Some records
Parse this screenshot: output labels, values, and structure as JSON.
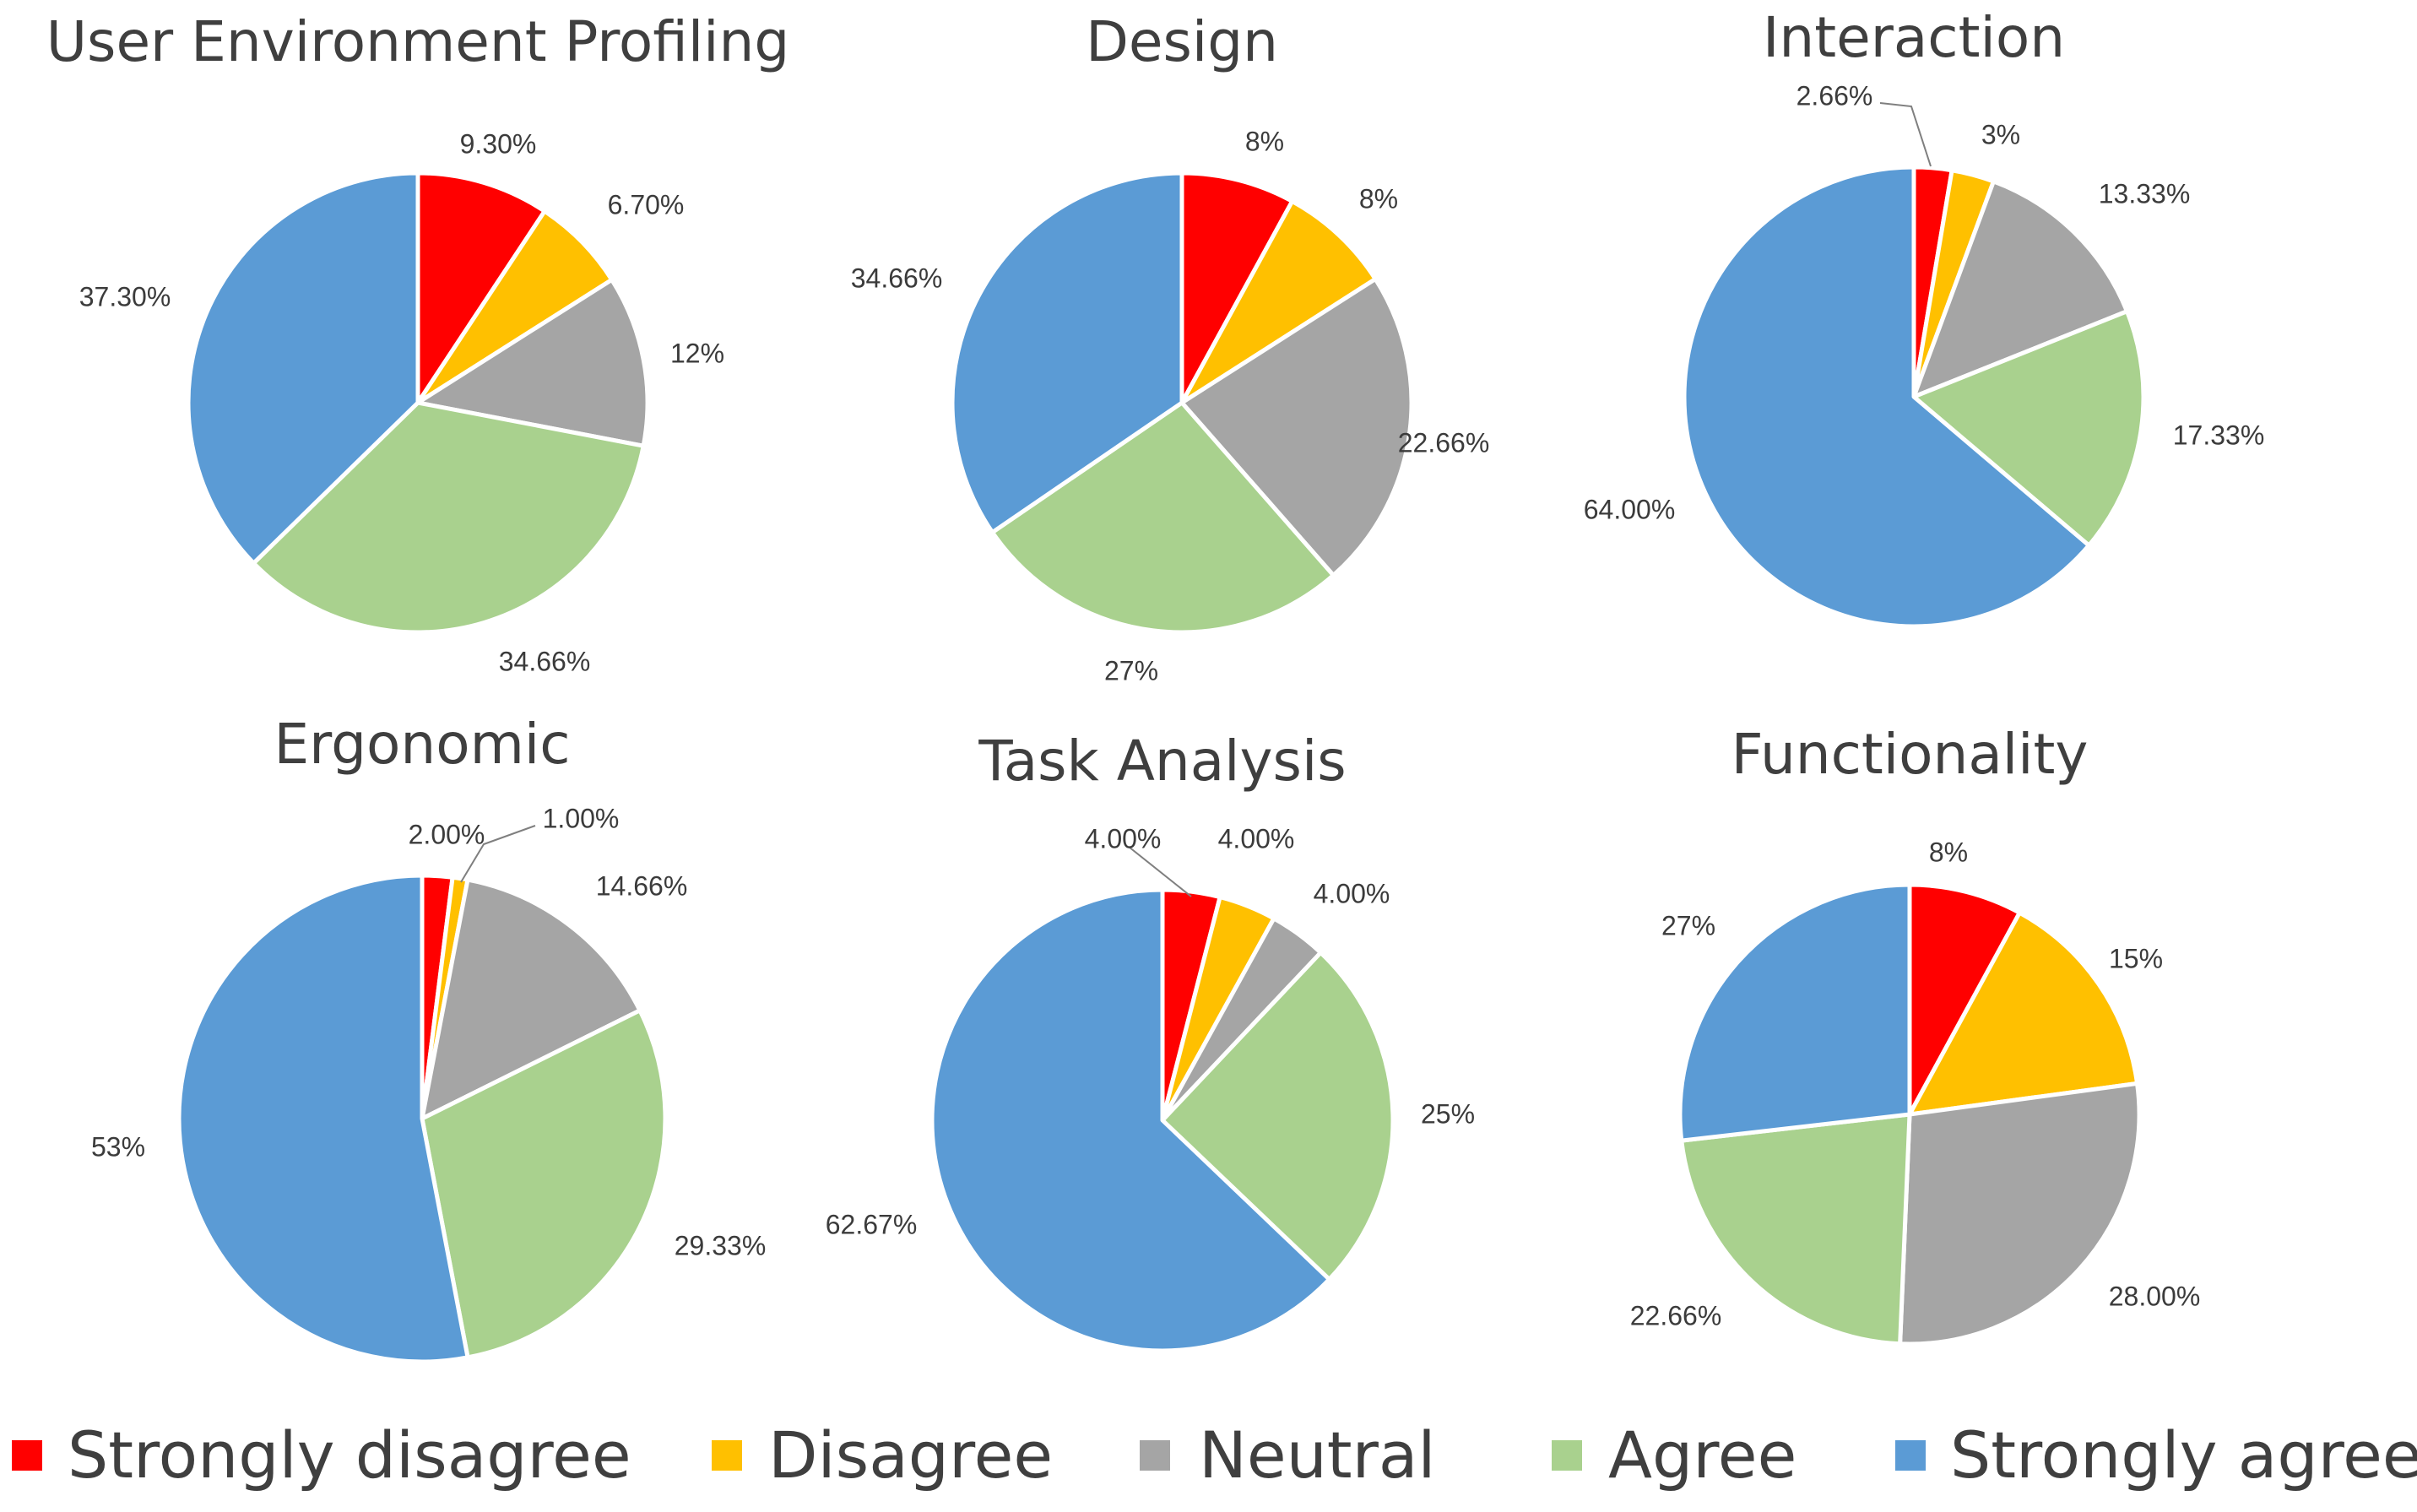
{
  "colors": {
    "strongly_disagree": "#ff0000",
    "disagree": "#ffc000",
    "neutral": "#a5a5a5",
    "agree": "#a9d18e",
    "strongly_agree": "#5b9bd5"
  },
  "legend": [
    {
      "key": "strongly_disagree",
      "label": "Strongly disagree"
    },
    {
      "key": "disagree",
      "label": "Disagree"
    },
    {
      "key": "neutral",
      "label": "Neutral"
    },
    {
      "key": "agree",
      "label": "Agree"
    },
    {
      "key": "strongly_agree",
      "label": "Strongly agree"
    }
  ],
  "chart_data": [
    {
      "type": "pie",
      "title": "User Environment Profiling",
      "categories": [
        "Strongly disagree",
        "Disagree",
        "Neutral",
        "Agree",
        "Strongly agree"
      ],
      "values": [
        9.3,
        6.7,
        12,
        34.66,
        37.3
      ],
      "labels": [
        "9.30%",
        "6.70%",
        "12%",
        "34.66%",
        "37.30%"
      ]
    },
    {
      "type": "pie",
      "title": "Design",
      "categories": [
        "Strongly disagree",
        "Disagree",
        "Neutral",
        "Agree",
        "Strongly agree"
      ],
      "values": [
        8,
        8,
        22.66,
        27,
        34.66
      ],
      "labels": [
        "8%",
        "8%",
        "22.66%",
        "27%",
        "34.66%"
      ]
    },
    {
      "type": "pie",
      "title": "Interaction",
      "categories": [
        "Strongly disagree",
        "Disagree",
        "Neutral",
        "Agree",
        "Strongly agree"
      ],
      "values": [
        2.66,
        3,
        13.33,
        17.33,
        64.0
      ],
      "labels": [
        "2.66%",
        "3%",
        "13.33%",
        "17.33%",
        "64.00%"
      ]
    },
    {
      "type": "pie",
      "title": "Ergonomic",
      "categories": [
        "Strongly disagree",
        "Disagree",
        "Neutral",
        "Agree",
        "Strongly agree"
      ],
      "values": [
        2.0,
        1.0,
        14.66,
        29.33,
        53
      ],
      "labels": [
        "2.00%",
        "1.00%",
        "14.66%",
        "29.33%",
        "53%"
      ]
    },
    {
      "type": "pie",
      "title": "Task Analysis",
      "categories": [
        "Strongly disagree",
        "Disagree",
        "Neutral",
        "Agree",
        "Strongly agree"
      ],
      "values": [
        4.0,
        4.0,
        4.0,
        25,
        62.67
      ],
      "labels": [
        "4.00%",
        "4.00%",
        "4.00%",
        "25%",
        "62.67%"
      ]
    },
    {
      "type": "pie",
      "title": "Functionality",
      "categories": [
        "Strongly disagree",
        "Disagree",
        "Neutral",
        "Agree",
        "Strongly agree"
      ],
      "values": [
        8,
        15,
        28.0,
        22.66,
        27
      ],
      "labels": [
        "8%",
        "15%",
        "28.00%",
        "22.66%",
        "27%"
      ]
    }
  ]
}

WORK TO DO →
Pictures stay out; repeat all the rest of the records exactly.

WRITTEN SOLUTION →
Parse this screenshot: output labels, values, and structure as JSON.
{
  "colors": {
    "strongly_disagree": "#ff0000",
    "disagree": "#ffc000",
    "neutral": "#a5a5a5",
    "agree": "#a9d18e",
    "strongly_agree": "#5b9bd5"
  },
  "legend": [
    {
      "key": "strongly_disagree",
      "label": "Strongly disagree"
    },
    {
      "key": "disagree",
      "label": "Disagree"
    },
    {
      "key": "neutral",
      "label": "Neutral"
    },
    {
      "key": "agree",
      "label": "Agree"
    },
    {
      "key": "strongly_agree",
      "label": "Strongly agree"
    }
  ],
  "chart_data": [
    {
      "type": "pie",
      "title": "User Environment Profiling",
      "categories": [
        "Strongly disagree",
        "Disagree",
        "Neutral",
        "Agree",
        "Strongly agree"
      ],
      "values": [
        9.3,
        6.7,
        12,
        34.66,
        37.3
      ],
      "labels": [
        "9.30%",
        "6.70%",
        "12%",
        "34.66%",
        "37.30%"
      ]
    },
    {
      "type": "pie",
      "title": "Design",
      "categories": [
        "Strongly disagree",
        "Disagree",
        "Neutral",
        "Agree",
        "Strongly agree"
      ],
      "values": [
        8,
        8,
        22.66,
        27,
        34.66
      ],
      "labels": [
        "8%",
        "8%",
        "22.66%",
        "27%",
        "34.66%"
      ]
    },
    {
      "type": "pie",
      "title": "Interaction",
      "categories": [
        "Strongly disagree",
        "Disagree",
        "Neutral",
        "Agree",
        "Strongly agree"
      ],
      "values": [
        2.66,
        3,
        13.33,
        17.33,
        64.0
      ],
      "labels": [
        "2.66%",
        "3%",
        "13.33%",
        "17.33%",
        "64.00%"
      ]
    },
    {
      "type": "pie",
      "title": "Ergonomic",
      "categories": [
        "Strongly disagree",
        "Disagree",
        "Neutral",
        "Agree",
        "Strongly agree"
      ],
      "values": [
        2.0,
        1.0,
        14.66,
        29.33,
        53
      ],
      "labels": [
        "2.00%",
        "1.00%",
        "14.66%",
        "29.33%",
        "53%"
      ]
    },
    {
      "type": "pie",
      "title": "Task Analysis",
      "categories": [
        "Strongly disagree",
        "Disagree",
        "Neutral",
        "Agree",
        "Strongly agree"
      ],
      "values": [
        4.0,
        4.0,
        4.0,
        25,
        62.67
      ],
      "labels": [
        "4.00%",
        "4.00%",
        "4.00%",
        "25%",
        "62.67%"
      ]
    },
    {
      "type": "pie",
      "title": "Functionality",
      "categories": [
        "Strongly disagree",
        "Disagree",
        "Neutral",
        "Agree",
        "Strongly agree"
      ],
      "values": [
        8,
        15,
        28.0,
        22.66,
        27
      ],
      "labels": [
        "8%",
        "15%",
        "28.00%",
        "22.66%",
        "27%"
      ]
    }
  ]
}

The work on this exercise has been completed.